WHAT YOU HAVE TO DO:
An exact copy of every record is needed.

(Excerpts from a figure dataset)
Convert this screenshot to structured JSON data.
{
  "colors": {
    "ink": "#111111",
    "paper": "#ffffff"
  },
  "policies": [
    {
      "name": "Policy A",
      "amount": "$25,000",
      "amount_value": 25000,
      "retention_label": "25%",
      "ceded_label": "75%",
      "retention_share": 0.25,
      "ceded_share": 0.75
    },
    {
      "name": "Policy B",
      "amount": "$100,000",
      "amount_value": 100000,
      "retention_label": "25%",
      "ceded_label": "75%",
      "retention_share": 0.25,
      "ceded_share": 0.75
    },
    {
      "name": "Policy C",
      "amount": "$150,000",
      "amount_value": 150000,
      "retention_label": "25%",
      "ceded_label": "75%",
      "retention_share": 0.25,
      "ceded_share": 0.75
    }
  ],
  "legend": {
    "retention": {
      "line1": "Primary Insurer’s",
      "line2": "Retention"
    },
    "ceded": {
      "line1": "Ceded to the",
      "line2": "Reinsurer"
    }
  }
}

RESULT OF THIS TASK:
Convert this screenshot to structured JSON data.
{
  "colors": {
    "ink": "#111111",
    "paper": "#ffffff"
  },
  "policies": [
    {
      "name": "Policy A",
      "amount": "$25,000",
      "amount_value": 25000,
      "retention_label": "25%",
      "ceded_label": "75%",
      "retention_share": 0.25,
      "ceded_share": 0.75
    },
    {
      "name": "Policy B",
      "amount": "$100,000",
      "amount_value": 100000,
      "retention_label": "25%",
      "ceded_label": "75%",
      "retention_share": 0.25,
      "ceded_share": 0.75
    },
    {
      "name": "Policy C",
      "amount": "$150,000",
      "amount_value": 150000,
      "retention_label": "25%",
      "ceded_label": "75%",
      "retention_share": 0.25,
      "ceded_share": 0.75
    }
  ],
  "legend": {
    "retention": {
      "line1": "Primary Insurer’s",
      "line2": "Retention"
    },
    "ceded": {
      "line1": "Ceded to the",
      "line2": "Reinsurer"
    }
  }
}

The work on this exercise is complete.